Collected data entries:
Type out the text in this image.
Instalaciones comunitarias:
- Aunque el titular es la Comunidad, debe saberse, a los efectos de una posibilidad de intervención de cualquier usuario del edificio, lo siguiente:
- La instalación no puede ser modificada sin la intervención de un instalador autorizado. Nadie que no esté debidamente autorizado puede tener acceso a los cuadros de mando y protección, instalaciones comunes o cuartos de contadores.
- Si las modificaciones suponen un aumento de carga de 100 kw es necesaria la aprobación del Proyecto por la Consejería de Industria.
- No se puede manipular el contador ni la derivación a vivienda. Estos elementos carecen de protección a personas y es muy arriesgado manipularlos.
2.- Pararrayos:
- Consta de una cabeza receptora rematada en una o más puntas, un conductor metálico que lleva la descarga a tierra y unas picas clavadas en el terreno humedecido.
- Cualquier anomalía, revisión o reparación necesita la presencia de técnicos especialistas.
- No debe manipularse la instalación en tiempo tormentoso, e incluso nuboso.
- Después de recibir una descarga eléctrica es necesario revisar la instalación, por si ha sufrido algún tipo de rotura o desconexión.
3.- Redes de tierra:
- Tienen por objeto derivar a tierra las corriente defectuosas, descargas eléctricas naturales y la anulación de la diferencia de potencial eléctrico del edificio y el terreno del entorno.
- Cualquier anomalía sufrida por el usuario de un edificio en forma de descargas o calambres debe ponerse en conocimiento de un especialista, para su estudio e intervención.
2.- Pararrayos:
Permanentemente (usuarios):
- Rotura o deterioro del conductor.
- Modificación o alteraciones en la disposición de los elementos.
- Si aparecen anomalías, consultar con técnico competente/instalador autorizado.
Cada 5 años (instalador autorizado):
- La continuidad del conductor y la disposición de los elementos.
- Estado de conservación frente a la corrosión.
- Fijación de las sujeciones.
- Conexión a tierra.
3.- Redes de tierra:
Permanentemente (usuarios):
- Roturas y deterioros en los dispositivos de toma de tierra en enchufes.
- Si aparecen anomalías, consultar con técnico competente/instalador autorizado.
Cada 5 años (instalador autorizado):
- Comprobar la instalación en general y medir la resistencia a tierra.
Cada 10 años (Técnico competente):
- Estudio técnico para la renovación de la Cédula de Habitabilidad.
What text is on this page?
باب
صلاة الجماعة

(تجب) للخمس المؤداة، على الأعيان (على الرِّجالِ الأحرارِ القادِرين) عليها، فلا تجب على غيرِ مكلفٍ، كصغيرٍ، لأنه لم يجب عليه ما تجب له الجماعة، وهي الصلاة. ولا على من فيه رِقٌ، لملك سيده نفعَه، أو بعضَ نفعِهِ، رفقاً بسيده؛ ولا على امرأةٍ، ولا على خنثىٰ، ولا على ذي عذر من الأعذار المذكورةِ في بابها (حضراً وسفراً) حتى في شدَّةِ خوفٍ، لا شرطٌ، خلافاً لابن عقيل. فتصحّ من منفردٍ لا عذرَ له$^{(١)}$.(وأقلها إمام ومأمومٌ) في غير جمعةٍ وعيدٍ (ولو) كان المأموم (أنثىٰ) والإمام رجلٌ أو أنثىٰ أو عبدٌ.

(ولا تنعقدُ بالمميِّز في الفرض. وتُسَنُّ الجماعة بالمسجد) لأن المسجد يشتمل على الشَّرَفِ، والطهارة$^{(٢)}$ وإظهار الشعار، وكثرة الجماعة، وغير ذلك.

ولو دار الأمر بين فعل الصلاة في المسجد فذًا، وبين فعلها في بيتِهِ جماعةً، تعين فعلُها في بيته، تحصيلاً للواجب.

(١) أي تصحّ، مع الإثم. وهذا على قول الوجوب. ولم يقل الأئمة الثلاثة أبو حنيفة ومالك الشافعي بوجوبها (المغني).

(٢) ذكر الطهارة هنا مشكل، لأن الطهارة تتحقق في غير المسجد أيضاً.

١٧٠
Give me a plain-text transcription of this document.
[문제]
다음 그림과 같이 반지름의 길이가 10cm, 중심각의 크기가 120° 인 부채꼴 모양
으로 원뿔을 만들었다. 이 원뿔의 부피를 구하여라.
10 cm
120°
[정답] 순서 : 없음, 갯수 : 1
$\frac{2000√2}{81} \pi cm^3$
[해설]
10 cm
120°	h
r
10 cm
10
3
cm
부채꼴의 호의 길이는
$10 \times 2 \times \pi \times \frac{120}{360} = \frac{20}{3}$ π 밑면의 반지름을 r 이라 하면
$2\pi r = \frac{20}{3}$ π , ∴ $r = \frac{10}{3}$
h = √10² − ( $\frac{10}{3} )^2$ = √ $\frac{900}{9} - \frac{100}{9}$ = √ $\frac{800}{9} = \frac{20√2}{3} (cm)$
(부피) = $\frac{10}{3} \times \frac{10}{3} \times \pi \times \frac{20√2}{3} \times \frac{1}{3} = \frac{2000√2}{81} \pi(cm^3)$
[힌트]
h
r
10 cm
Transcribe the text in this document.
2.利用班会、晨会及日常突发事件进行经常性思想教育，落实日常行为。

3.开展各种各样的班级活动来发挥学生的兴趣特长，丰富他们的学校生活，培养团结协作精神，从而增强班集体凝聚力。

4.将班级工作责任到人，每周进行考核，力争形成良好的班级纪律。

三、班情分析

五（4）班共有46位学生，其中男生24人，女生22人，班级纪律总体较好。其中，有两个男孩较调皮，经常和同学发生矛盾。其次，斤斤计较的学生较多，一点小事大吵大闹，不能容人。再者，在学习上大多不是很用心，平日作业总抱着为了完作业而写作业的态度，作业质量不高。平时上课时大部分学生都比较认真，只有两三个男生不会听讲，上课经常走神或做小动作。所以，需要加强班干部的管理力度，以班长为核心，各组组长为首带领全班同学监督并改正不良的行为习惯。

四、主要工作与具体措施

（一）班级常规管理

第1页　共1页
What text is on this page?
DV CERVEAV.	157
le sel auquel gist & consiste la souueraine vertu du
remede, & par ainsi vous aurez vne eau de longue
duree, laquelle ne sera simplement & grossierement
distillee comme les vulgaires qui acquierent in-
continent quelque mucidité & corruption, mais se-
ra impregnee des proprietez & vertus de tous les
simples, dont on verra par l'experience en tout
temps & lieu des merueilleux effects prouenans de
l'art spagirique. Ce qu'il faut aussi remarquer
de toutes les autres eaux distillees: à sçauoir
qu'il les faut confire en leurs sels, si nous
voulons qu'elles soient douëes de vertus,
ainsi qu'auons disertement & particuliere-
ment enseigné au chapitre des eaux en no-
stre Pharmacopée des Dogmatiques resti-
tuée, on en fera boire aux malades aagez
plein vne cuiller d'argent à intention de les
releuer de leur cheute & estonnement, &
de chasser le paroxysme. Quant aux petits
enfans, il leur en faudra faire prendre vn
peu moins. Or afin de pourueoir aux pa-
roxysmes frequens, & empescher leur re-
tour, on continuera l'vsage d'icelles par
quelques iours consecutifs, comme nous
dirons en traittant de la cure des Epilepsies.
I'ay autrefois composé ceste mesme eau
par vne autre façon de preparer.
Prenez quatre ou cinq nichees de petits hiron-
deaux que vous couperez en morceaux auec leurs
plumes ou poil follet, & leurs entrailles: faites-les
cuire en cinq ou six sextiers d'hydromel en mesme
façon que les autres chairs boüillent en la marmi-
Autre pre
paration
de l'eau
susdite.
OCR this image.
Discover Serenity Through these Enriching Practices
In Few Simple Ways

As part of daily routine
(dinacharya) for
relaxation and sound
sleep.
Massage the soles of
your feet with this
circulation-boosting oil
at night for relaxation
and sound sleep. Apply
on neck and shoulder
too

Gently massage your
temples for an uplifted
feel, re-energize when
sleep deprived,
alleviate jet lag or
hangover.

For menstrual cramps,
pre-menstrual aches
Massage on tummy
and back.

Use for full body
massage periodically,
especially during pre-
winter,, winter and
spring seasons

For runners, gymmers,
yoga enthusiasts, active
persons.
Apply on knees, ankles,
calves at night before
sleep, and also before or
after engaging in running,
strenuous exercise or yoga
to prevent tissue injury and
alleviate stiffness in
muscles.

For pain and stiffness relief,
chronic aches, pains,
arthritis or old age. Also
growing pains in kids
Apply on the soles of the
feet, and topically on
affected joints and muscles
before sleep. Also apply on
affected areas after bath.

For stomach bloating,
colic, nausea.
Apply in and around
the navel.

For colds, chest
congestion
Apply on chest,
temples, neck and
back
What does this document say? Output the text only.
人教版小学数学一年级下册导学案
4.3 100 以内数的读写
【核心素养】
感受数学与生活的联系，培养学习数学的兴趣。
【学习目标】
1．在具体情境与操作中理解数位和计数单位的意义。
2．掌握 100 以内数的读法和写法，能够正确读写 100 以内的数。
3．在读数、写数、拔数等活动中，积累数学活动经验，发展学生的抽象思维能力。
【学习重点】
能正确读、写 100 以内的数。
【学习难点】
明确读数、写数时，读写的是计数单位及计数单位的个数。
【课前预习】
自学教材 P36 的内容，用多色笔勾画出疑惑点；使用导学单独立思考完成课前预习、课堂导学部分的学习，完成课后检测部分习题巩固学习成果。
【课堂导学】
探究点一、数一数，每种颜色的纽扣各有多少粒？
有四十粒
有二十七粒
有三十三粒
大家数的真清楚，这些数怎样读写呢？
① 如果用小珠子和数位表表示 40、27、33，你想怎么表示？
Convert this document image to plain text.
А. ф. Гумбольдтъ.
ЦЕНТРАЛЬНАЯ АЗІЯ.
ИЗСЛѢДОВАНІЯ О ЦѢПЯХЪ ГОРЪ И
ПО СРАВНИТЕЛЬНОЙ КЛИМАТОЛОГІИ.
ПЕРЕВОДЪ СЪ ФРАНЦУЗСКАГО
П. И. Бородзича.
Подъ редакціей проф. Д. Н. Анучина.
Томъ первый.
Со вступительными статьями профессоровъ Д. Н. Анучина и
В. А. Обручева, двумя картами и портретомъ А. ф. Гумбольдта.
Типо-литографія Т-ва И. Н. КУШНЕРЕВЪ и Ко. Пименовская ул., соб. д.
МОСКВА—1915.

WHAT NEEDS TO BE DONE: Extract every line from the records above that contains the word "disposición".

OUTPUT BELOW:
- Modificación o alteraciones en la disposición de los elementos.
- La continuidad del conductor y la disposición de los elementos.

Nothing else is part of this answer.